Some records
········
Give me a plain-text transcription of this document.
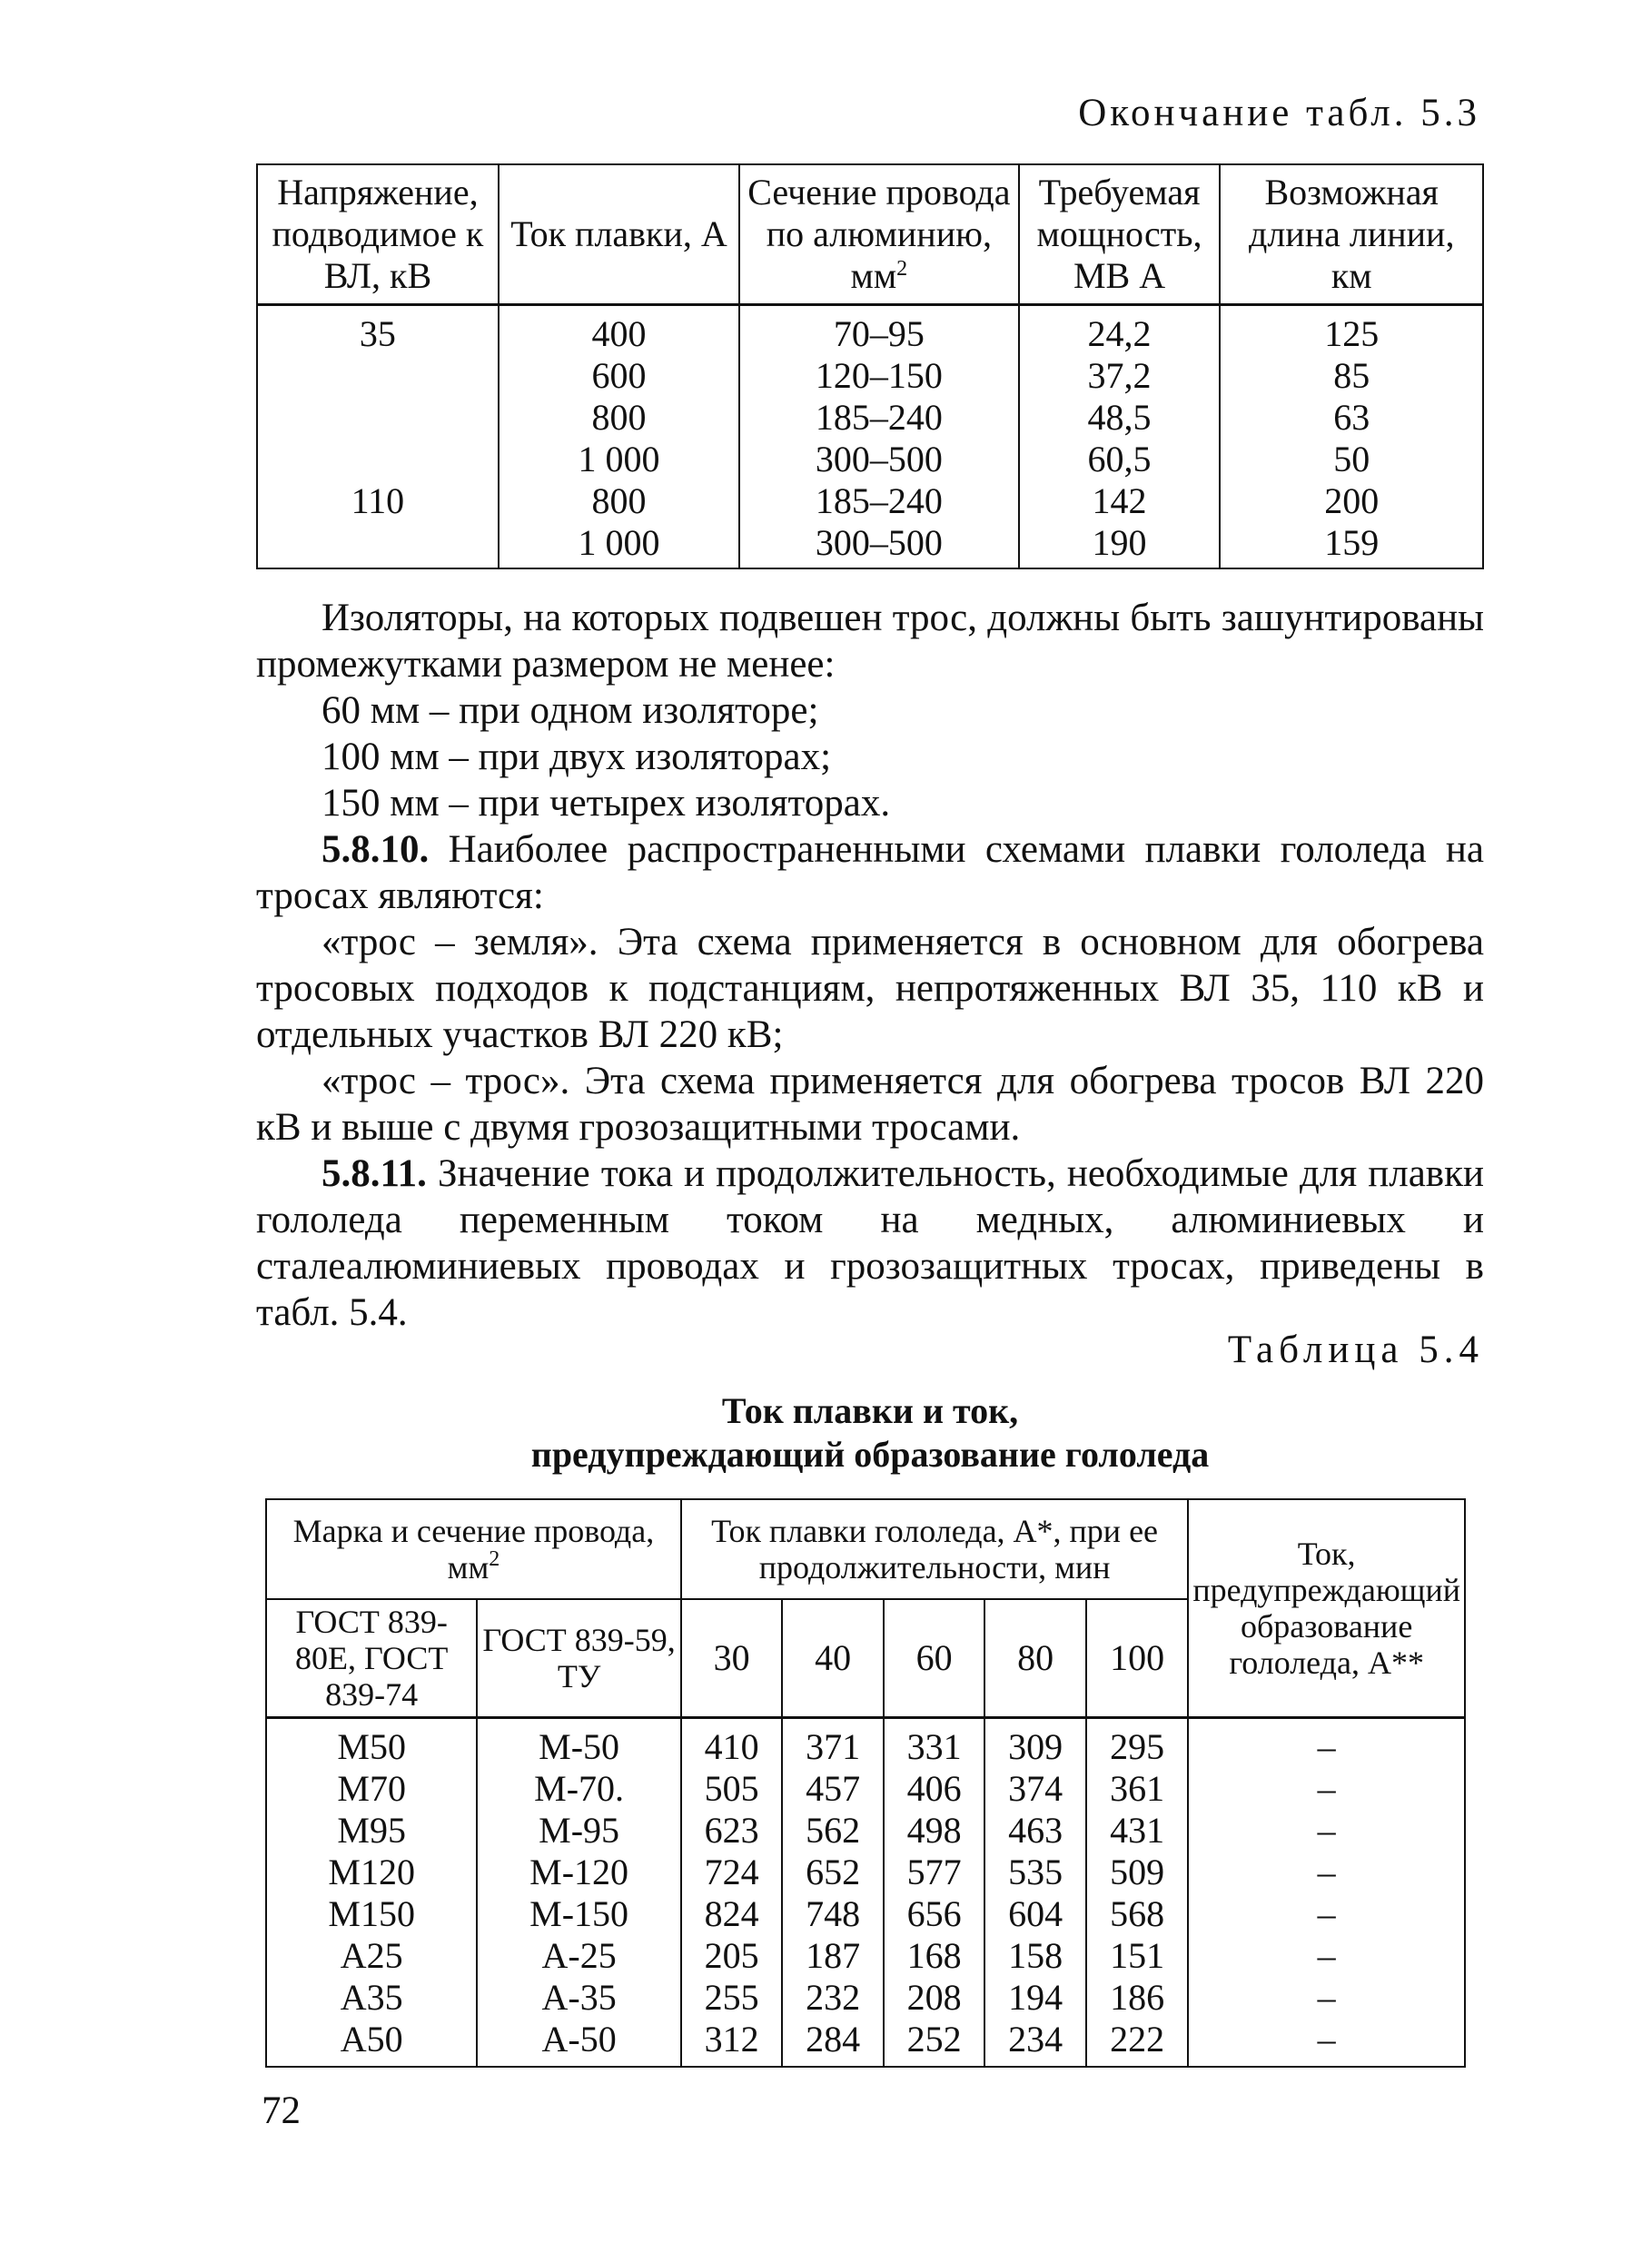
Окончание табл. 5.3
Напряжение, подводимое к ВЛ, кВ	Ток плавки, А	Сечение провода по алюминию, $мм^2$	Требуемая мощность, МВ А	Возможная длина линии, км
35	400	70–95	24,2	125
	600	120–150	37,2	85
	800	185–240	48,5	63
	1 000	300–500	60,5	50
110	800	185–240	142	200
	1 000	300–500	190	159

Изоляторы, на которых подвешен трос, должны быть зашунтированы промежутками размером не менее:

60 мм – при одном изоляторе;

100 мм – при двух изоляторах;

150 мм – при четырех изоляторах.

5.8.10. Наиболее распространенными схемами плавки гололеда на тросах являются:

«трос – земля». Эта схема применяется в основном для обогрева тросовых подходов к подстанциям, непротяженных ВЛ 35, 110 кВ и отдельных участков ВЛ 220 кВ;

«трос – трос». Эта схема применяется для обогрева тросов ВЛ 220 кВ и выше с двумя грозозащитными тросами.

5.8.11. Значение тока и продолжительность, необходимые для плавки гололеда переменным током на медных, алюминиевых и сталеалюминиевых проводах и грозозащитных тросах, приведены в табл. 5.4.

Таблица 5.4
Ток плавки и ток,
предупреждающий образование гололеда
Марка и сечение провода, $мм^2$		Ток плавки гололеда, А*, при ее продолжительности, мин					Ток, предупреждающий образование гололеда, А**
ГОСТ 839-80Е, ГОСТ 839-74	ГОСТ 839-59, ТУ	30	40	60	80	100	
М50	М-50	410	371	331	309	295	–
М70	М-70.	505	457	406	374	361	–
М95	М-95	623	562	498	463	431	–
М120	М-120	724	652	577	535	509	–
М150	М-150	824	748	656	604	568	–
А25	А-25	205	187	168	158	151	–
А35	А-35	255	232	208	194	186	–
А50	А-50	312	284	252	234	222	–
72
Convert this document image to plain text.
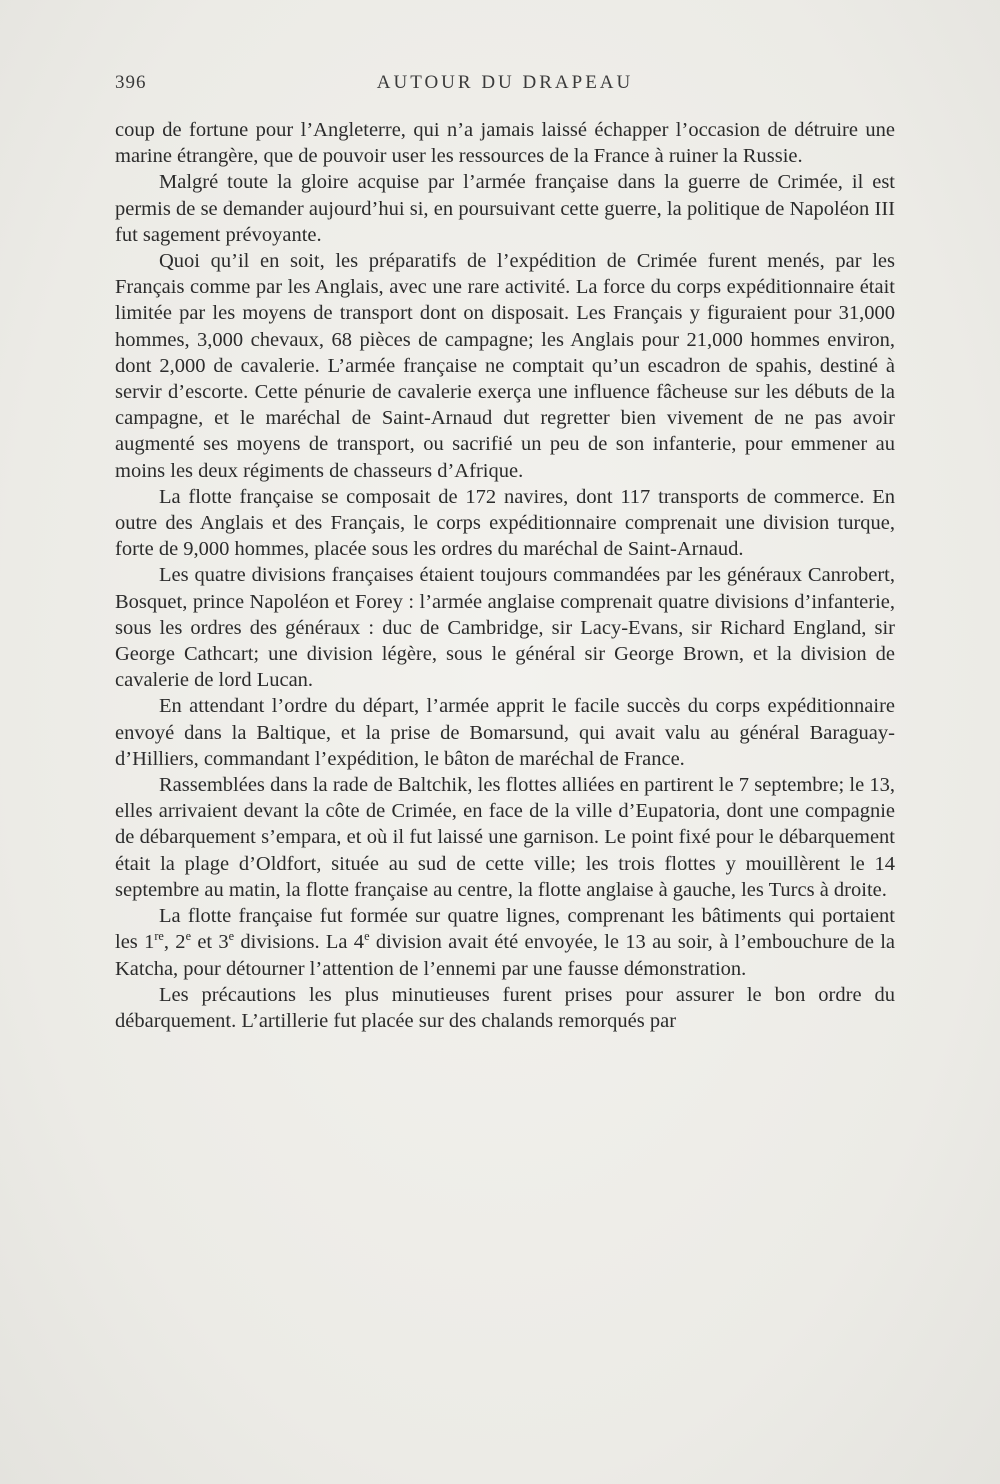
396	AUTOUR DU DRAPEAU

coup de fortune pour l’Angleterre, qui n’a jamais laissé échapper l’occasion de détruire une marine étrangère, que de pouvoir user les ressources de la France à ruiner la Russie.

Malgré toute la gloire acquise par l’armée française dans la guerre de Crimée, il est permis de se demander aujourd’hui si, en poursuivant cette guerre, la politique de Napoléon III fut sagement prévoyante.

Quoi qu’il en soit, les préparatifs de l’expédition de Crimée furent menés, par les Français comme par les Anglais, avec une rare activité. La force du corps expéditionnaire était limitée par les moyens de transport dont on disposait. Les Français y figuraient pour 31,000 hommes, 3,000 chevaux, 68 pièces de campagne; les Anglais pour 21,000 hommes environ, dont 2,000 de cavalerie. L’armée française ne comptait qu’un escadron de spahis, destiné à servir d’escorte. Cette pénurie de cavalerie exerça une influence fâcheuse sur les débuts de la campagne, et le maréchal de Saint-Arnaud dut regretter bien vivement de ne pas avoir augmenté ses moyens de transport, ou sacrifié un peu de son infanterie, pour emmener au moins les deux régiments de chasseurs d’Afrique.

La flotte française se composait de 172 navires, dont 117 transports de commerce. En outre des Anglais et des Français, le corps expéditionnaire comprenait une division turque, forte de 9,000 hommes, placée sous les ordres du maréchal de Saint-Arnaud.

Les quatre divisions françaises étaient toujours commandées par les généraux Canrobert, Bosquet, prince Napoléon et Forey : l’armée anglaise comprenait quatre divisions d’infanterie, sous les ordres des généraux : duc de Cambridge, sir Lacy-Evans, sir Richard England, sir George Cathcart; une division légère, sous le général sir George Brown, et la division de cavalerie de lord Lucan.

En attendant l’ordre du départ, l’armée apprit le facile succès du corps expéditionnaire envoyé dans la Baltique, et la prise de Bomarsund, qui avait valu au général Baraguay-d’Hilliers, commandant l’expédition, le bâton de maréchal de France.

Rassemblées dans la rade de Baltchik, les flottes alliées en partirent le 7 septembre; le 13, elles arrivaient devant la côte de Crimée, en face de la ville d’Eupatoria, dont une compagnie de débarquement s’empara, et où il fut laissé une garnison. Le point fixé pour le débarquement était la plage d’Oldfort, située au sud de cette ville; les trois flottes y mouillèrent le 14 septembre au matin, la flotte française au centre, la flotte anglaise à gauche, les Turcs à droite.

La flotte française fut formée sur quatre lignes, comprenant les bâtiments qui portaient les 1re, 2e et 3e divisions. La 4e division avait été envoyée, le 13 au soir, à l’embouchure de la Katcha, pour détourner l’attention de l’ennemi par une fausse démonstration.

Les précautions les plus minutieuses furent prises pour assurer le bon ordre du débarquement. L’artillerie fut placée sur des chalands remorqués par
········
■ **THE PROBLEM**: Report each line in the preceding entries that holds the string "тросах".

■ **FULL ANSWER**:
5.8.10. Наиболее распространенными схемами плавки гололеда на тросах являются:
5.8.11. Значение тока и продолжительность, необходимые для плавки гололеда переменным током на медных, алюминиевых и сталеалюминиевых проводах и грозозащитных тросах, приведены в табл. 5.4.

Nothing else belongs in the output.